◆ WRITTEN REQUEST ◆
Repeat the listing in full, exactly as it stands.

◆ EXTRACTED INFORMATION ◆
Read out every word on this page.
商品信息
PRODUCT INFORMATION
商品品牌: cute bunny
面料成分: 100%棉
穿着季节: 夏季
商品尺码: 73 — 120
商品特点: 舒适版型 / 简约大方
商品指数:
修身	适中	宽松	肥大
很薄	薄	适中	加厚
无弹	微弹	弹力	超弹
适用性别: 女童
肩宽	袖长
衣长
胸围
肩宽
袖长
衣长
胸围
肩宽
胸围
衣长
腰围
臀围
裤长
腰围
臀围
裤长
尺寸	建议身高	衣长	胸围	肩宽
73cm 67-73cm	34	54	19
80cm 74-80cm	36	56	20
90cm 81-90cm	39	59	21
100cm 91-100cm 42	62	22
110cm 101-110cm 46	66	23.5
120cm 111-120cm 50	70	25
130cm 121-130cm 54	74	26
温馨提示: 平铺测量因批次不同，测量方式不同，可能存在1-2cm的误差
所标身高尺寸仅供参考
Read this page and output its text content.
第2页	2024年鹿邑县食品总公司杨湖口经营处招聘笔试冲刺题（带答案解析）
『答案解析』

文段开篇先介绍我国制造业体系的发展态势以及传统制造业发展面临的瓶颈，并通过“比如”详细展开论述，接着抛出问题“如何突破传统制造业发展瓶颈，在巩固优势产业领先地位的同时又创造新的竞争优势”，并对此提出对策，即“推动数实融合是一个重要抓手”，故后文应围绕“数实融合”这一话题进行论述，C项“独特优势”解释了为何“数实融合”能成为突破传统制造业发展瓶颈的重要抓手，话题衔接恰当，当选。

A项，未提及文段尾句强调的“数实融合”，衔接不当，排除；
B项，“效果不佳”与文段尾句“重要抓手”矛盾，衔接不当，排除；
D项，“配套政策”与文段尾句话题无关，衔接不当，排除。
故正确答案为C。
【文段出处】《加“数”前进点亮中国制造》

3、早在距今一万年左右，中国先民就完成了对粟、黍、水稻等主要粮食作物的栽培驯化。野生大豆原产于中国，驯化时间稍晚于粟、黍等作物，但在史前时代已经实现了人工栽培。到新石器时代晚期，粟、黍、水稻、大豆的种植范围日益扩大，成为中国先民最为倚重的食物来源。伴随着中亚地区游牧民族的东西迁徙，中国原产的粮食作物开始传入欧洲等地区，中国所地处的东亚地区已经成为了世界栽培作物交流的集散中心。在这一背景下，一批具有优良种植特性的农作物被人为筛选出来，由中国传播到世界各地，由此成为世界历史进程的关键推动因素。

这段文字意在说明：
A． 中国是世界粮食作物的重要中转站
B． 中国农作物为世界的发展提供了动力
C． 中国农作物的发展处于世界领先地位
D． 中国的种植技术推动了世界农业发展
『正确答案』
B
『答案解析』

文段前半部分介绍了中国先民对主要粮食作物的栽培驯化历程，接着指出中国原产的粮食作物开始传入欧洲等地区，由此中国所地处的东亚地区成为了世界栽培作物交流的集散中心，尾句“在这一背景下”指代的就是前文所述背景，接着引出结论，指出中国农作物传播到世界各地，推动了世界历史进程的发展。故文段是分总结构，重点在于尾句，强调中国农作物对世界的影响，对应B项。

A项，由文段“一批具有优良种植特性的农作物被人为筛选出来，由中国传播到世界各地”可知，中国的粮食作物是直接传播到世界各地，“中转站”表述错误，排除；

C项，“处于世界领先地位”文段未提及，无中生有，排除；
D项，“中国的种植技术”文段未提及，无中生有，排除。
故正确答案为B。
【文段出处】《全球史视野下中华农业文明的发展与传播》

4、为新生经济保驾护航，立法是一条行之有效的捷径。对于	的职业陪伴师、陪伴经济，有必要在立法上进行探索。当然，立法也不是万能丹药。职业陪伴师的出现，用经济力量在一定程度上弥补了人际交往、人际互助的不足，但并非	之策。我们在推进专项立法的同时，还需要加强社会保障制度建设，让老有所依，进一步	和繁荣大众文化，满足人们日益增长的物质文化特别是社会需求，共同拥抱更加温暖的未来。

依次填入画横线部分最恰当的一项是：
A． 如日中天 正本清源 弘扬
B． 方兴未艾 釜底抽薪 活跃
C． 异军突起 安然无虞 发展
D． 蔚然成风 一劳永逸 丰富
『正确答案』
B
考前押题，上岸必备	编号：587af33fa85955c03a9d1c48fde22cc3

◆ FINAL RESULT ◆
Read out every word on this page.
商品信息
PRODUCT INFORMATION
商品品牌: cute bunny
面料成分: 100%棉
穿着季节: 夏季
商品尺码: 73 — 120
商品特点: 舒适版型 / 简约大方
商品指数:
修身	适中	宽松	肥大
很薄	薄	适中	加厚
无弹	微弹	弹力	超弹
适用性别: 女童
肩宽	袖长
衣长
胸围
肩宽
袖长
衣长
胸围
肩宽
胸围
衣长
腰围
臀围
裤长
腰围
臀围
裤长
尺寸	建议身高	衣长	胸围	肩宽
73cm 67-73cm	34	54	19
80cm 74-80cm	36	56	20
90cm 81-90cm	39	59	21
100cm 91-100cm 42	62	22
110cm 101-110cm 46	66	23.5
120cm 111-120cm 50	70	25
130cm 121-130cm 54	74	26
温馨提示: 平铺测量因批次不同，测量方式不同，可能存在1-2cm的误差
所标身高尺寸仅供参考
Read this page and output its text content.
第2页	2024年鹿邑县食品总公司杨湖口经营处招聘笔试冲刺题（带答案解析）
『答案解析』

文段开篇先介绍我国制造业体系的发展态势以及传统制造业发展面临的瓶颈，并通过“比如”详细展开论述，接着抛出问题“如何突破传统制造业发展瓶颈，在巩固优势产业领先地位的同时又创造新的竞争优势”，并对此提出对策，即“推动数实融合是一个重要抓手”，故后文应围绕“数实融合”这一话题进行论述，C项“独特优势”解释了为何“数实融合”能成为突破传统制造业发展瓶颈的重要抓手，话题衔接恰当，当选。

A项，未提及文段尾句强调的“数实融合”，衔接不当，排除；
B项，“效果不佳”与文段尾句“重要抓手”矛盾，衔接不当，排除；
D项，“配套政策”与文段尾句话题无关，衔接不当，排除。
故正确答案为C。
【文段出处】《加“数”前进点亮中国制造》

3、早在距今一万年左右，中国先民就完成了对粟、黍、水稻等主要粮食作物的栽培驯化。野生大豆原产于中国，驯化时间稍晚于粟、黍等作物，但在史前时代已经实现了人工栽培。到新石器时代晚期，粟、黍、水稻、大豆的种植范围日益扩大，成为中国先民最为倚重的食物来源。伴随着中亚地区游牧民族的东西迁徙，中国原产的粮食作物开始传入欧洲等地区，中国所地处的东亚地区已经成为了世界栽培作物交流的集散中心。在这一背景下，一批具有优良种植特性的农作物被人为筛选出来，由中国传播到世界各地，由此成为世界历史进程的关键推动因素。

这段文字意在说明：
A． 中国是世界粮食作物的重要中转站
B． 中国农作物为世界的发展提供了动力
C． 中国农作物的发展处于世界领先地位
D． 中国的种植技术推动了世界农业发展
『正确答案』
B
『答案解析』

文段前半部分介绍了中国先民对主要粮食作物的栽培驯化历程，接着指出中国原产的粮食作物开始传入欧洲等地区，由此中国所地处的东亚地区成为了世界栽培作物交流的集散中心，尾句“在这一背景下”指代的就是前文所述背景，接着引出结论，指出中国农作物传播到世界各地，推动了世界历史进程的发展。故文段是分总结构，重点在于尾句，强调中国农作物对世界的影响，对应B项。

A项，由文段“一批具有优良种植特性的农作物被人为筛选出来，由中国传播到世界各地”可知，中国的粮食作物是直接传播到世界各地，“中转站”表述错误，排除；

C项，“处于世界领先地位”文段未提及，无中生有，排除；
D项，“中国的种植技术”文段未提及，无中生有，排除。
故正确答案为B。
【文段出处】《全球史视野下中华农业文明的发展与传播》

4、为新生经济保驾护航，立法是一条行之有效的捷径。对于	的职业陪伴师、陪伴经济，有必要在立法上进行探索。当然，立法也不是万能丹药。职业陪伴师的出现，用经济力量在一定程度上弥补了人际交往、人际互助的不足，但并非	之策。我们在推进专项立法的同时，还需要加强社会保障制度建设，让老有所依，进一步	和繁荣大众文化，满足人们日益增长的物质文化特别是社会需求，共同拥抱更加温暖的未来。

依次填入画横线部分最恰当的一项是：
A． 如日中天 正本清源 弘扬
B． 方兴未艾 釜底抽薪 活跃
C． 异军突起 安然无虞 发展
D． 蔚然成风 一劳永逸 丰富
『正确答案』
B
考前押题，上岸必备	编号：587af33fa85955c03a9d1c48fde22cc3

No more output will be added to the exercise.